### ITEMS
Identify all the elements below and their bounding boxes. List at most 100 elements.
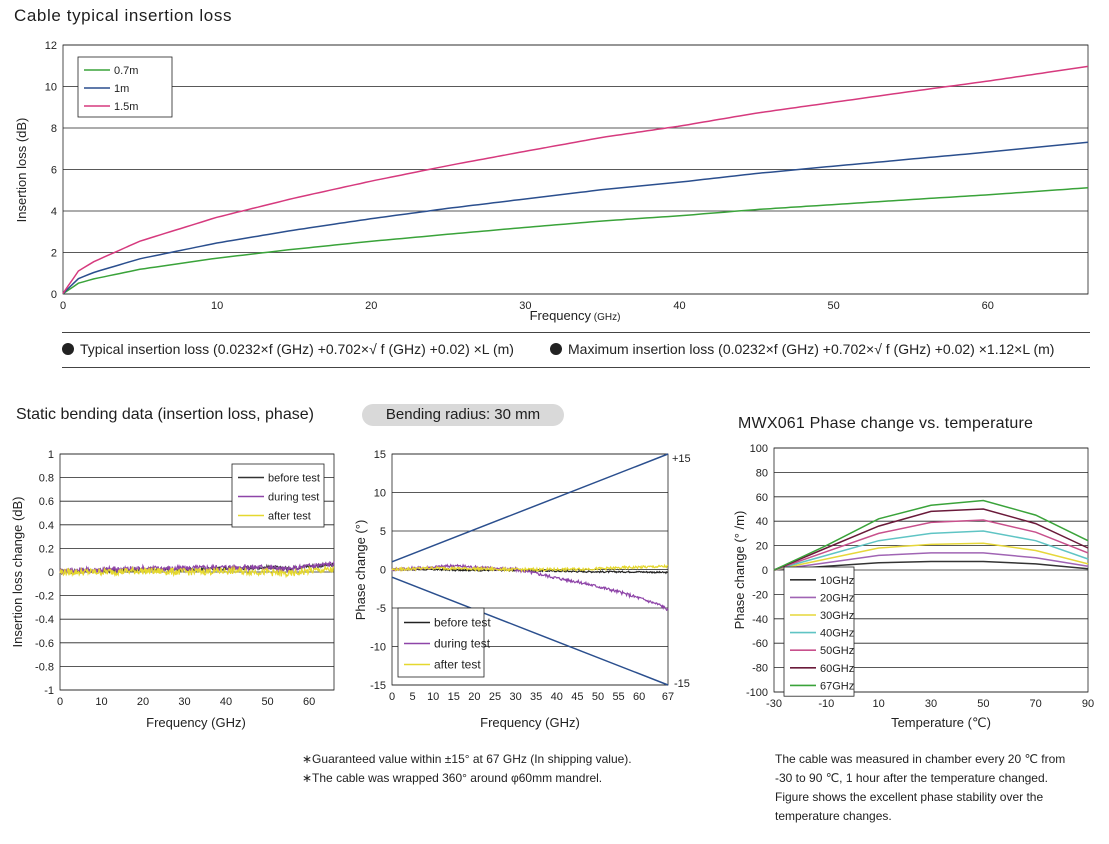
--
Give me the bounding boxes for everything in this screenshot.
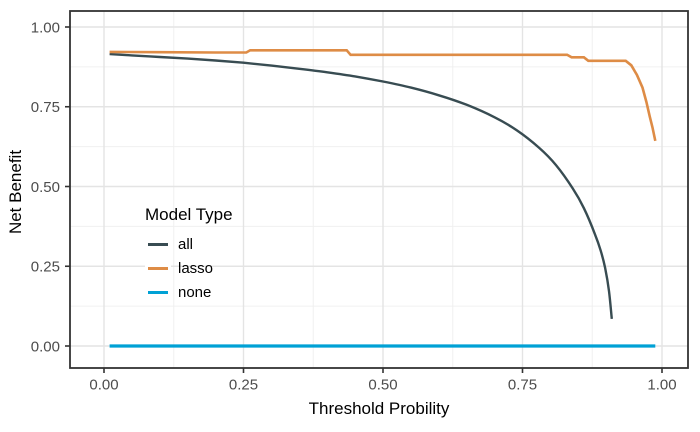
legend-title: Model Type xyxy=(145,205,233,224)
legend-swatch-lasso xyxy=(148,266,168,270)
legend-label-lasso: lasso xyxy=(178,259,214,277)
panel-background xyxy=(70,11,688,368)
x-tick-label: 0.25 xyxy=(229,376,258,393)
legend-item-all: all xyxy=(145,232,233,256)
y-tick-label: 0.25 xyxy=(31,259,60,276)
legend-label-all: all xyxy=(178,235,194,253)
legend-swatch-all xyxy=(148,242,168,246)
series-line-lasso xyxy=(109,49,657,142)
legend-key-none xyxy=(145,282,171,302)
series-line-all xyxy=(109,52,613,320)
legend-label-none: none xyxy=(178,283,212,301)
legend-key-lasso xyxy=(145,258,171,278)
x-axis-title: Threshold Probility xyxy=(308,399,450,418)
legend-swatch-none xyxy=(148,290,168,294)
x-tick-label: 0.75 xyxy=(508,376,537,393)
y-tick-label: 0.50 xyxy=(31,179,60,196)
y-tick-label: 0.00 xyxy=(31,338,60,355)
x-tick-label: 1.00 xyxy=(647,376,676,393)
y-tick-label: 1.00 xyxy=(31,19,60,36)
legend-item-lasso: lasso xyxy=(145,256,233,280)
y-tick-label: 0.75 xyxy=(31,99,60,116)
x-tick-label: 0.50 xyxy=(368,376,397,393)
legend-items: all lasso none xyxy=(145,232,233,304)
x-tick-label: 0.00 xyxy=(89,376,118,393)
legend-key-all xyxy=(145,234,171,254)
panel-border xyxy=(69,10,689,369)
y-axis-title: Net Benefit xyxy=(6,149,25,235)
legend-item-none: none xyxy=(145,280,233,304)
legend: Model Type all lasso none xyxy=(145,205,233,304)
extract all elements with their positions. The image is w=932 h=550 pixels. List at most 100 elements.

### GIVEN EXERCISE
Copy the entries word for word, from the line containing "Give me the" through the line containing "legend-item-lasso: lasso xyxy=(145,256,233,280)". Omit the pictures.

### THE SOLUTION
Give me the bounding boxes for everything in this screenshot.
legend-title: Model Type xyxy=(145,205,233,224)
legend-swatch-lasso xyxy=(148,266,168,270)
legend-label-lasso: lasso xyxy=(178,259,214,277)
panel-background xyxy=(70,11,688,368)
x-tick-label: 0.25 xyxy=(229,376,258,393)
legend-item-all: all xyxy=(145,232,233,256)
y-tick-label: 0.25 xyxy=(31,259,60,276)
legend-label-all: all xyxy=(178,235,194,253)
legend-swatch-all xyxy=(148,242,168,246)
series-line-lasso xyxy=(109,49,657,142)
legend-key-none xyxy=(145,282,171,302)
series-line-all xyxy=(109,52,613,320)
legend-label-none: none xyxy=(178,283,212,301)
legend-key-lasso xyxy=(145,258,171,278)
x-axis-title: Threshold Probility xyxy=(308,399,450,418)
legend-swatch-none xyxy=(148,290,168,294)
x-tick-label: 0.75 xyxy=(508,376,537,393)
y-tick-label: 0.50 xyxy=(31,179,60,196)
y-tick-label: 0.00 xyxy=(31,338,60,355)
x-tick-label: 1.00 xyxy=(647,376,676,393)
y-tick-label: 1.00 xyxy=(31,19,60,36)
legend-item-lasso: lasso xyxy=(145,256,233,280)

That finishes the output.